/RNNsearch

An implementation of RNNsearch using Theano

Primary LanguagePython

RNNsearch

An implementation of RNNsearch using Theano, the implementation is the same with GroundHog. You can find a simplified version at here.

Usage

Data Preprocessing

  1. Build vocabulary
  • Build source vocabulary
python scripts/buildvocab.py --corpus zh.txt --output vocab.zh.pkl
                             --limit 30000 --groundhog
  • Build target vocabulary
python scripts/buildvocab.py --corpus en.txt --output vocab.en.pkl
                             --limit 30000 --groundhog
  1. Shuffle corpus (Optional)
python scripts/shuffle.py --corpus zh.txt en.txt

Build Dictionary (Optional)

LISTING
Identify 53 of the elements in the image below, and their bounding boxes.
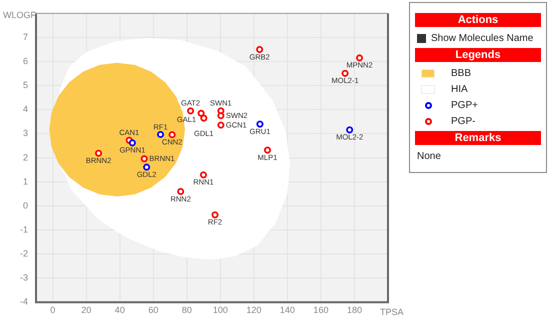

...

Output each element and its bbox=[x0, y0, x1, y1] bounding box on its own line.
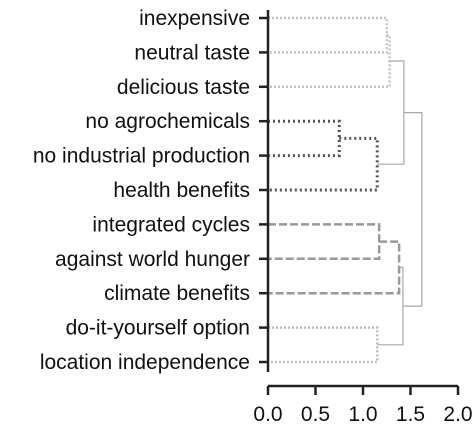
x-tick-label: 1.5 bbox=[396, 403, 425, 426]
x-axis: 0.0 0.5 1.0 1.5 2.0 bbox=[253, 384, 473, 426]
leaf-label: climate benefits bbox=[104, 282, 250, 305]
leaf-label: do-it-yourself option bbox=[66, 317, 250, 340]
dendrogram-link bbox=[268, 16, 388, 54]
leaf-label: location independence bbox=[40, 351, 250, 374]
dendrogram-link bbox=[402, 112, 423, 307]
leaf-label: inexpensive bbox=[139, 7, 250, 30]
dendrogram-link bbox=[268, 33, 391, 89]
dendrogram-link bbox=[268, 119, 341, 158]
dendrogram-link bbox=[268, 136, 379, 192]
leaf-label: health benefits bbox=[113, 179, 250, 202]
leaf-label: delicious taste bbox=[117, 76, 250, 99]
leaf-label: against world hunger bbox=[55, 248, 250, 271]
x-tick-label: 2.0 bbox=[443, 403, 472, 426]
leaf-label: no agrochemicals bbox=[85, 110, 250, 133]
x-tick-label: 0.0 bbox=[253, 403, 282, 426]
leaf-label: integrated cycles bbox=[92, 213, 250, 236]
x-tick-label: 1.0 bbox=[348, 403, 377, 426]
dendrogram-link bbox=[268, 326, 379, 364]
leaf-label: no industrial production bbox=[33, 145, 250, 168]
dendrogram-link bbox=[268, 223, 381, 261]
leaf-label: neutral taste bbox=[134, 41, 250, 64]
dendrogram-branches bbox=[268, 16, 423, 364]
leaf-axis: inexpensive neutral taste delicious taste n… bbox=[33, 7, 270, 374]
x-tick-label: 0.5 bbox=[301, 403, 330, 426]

PROBLEM TO SOLVE
Please copy the RNNsearch page from "Data Preprocessing" to "Build Dictionary (Optional)", changing "vocabulary" to "word list". The items are separate from the RNNsearch page.

IN RESPONSE
Data Preprocessing

  1. Build word list
  • Build source word list
python scripts/buildvocab.py --corpus zh.txt --output vocab.zh.pkl
                             --limit 30000 --groundhog
  • Build target word list
python scripts/buildvocab.py --corpus en.txt --output vocab.en.pkl
                             --limit 30000 --groundhog
  1. Shuffle corpus (Optional)
python scripts/shuffle.py --corpus zh.txt en.txt

Build Dictionary (Optional)